**TEXT TO READ**
We left about 5:30 and arrived about 12:00, after stopping outside Agra at Akbar's Tomb. Akbar was another Moghul emperor who built many monuments in the area. This was only an appetiser for the Lal Q'ila in Agra, another magnificent terracotta-coloured fort with imperial buildings inside it, which was itself only an hors d’oeuvre for the Taj Mahal, across the dry river bed from the Agra Fort. After lunch, we went there and began the long trek to the Taj. We had the usual problem at the ticket gate - Indian Citizens get in for Rs. 10, and it costs Rs. 750 for everyone else, which means that...I cost more than everyone else put together! While this was a constant problem, as the security guards could identify me as foreign, there were plenty of other foreigners in the crowd that they didn't. I didn't mind - Butterflies wouldn't let me pay for anything, although I offered, and I was happy if people could avoid the higher rate - but then they stopped one of our Nepalese party, and insisted that he wasn't Indian (by the way, nobody was asked to provide any proof – it was all done on the racial judgment of those on the gate, a dubious policy). He said that he was from Sikkim - nice, as the people from Sikkim would of course look similar to their near neighbours. They wouldn't buy it!

This is one of the problems and one of the delights of India - the 1,000 different languages and dialects, the different tribes, peoples, regions, locales. In the training course, nobody spoke the same language!!! Many people could speak a bit or understand a bit of Hindi, but the main common language was English. The Assistant Programme Director from Chennai (Madras) told me that his group of accompanying street children spoke Tamil and a bit of English! So the English translations were not just for me, but for many of the participants. The folks from Nepal spoke English, and some Hindi as they were a mere 150 miles from Delhi.

Hassles aside, the Taj Mahal was...incredible. No picture really does it justice as it changes in appearance depending on your vantage point, and what the weather is like. It was the hottest day of the week, 40 degrees, and somewhat overcast and muggy, and it changed appearance as we were walking towards it! One felt like taking pictures of it constantly, just to capture the changes. It's just mesmerising. Totally constructed of marble, with black marble inscriptions from the Koran inlaid in white marble, and inlaid floral designs made of translucent jade, each flower made up of multiple pieces of jade cut precisely to fit together in the pattern...amazing!

**DATA LINES**
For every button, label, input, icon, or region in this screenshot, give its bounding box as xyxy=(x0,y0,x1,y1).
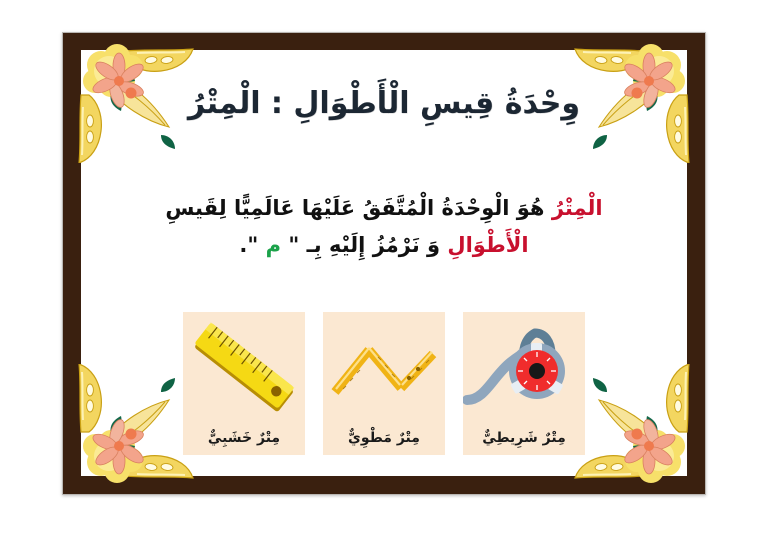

**TASKS FOR THIS EXERCISE**
a) In the account of the trip to Agra, what did entry to the Taj Mahal cost Indian citizens, and what did it cost everyone else?
b) Carry on the account of the trip to Agra from the point where it stops.
The data are separate material, unrelated to the account of the trip to Agra.

**ANSWERS TO THE EXERCISE**
a) Indian citizens paid Rs. 10, and everyone else paid Rs. 750.

b)
On our return journey, we stopped at Mathura, the legendary birthplace of Krishna, and toured the temple complex. We had to check all items in a cloakroom and, when I asked why, was told about the communal violence that erupted on a fairly regular basis! Well...the most violent thing that happened when I was there was on the way back to the coach, where in the pitch black a cow nearly walked into me and speared me with its horns! We arrived back very late – about midnight – so I spent the next day sleeping in, reading and writing, and walking in the Lodhi Gardens during the afternoon, before getting ready for dinner. I was invited to a flat in South Delhi for a pre-flight dinner - the flight didn't depart until 02:00 Monday morning, timed I guess to arrive in London at 07:00, so there was plenty of time.

I ordered a taxi and was told to get the driver to ring my destination for directions – as I could find the place on the map, I didn’t see any need. Well, there was…the driver was okay getting to the general district (Chittaranjan Park), but terrible at finding the address (the blocks all have letters and numbers), and kept stopping to ask people, waving away my map, until I ended up directing him! Dinner was great - homemade Indian food - and I brought petha, the little doughnut-like cakes that I had bought at the Famous Petha shop on the Agra Road the previous day.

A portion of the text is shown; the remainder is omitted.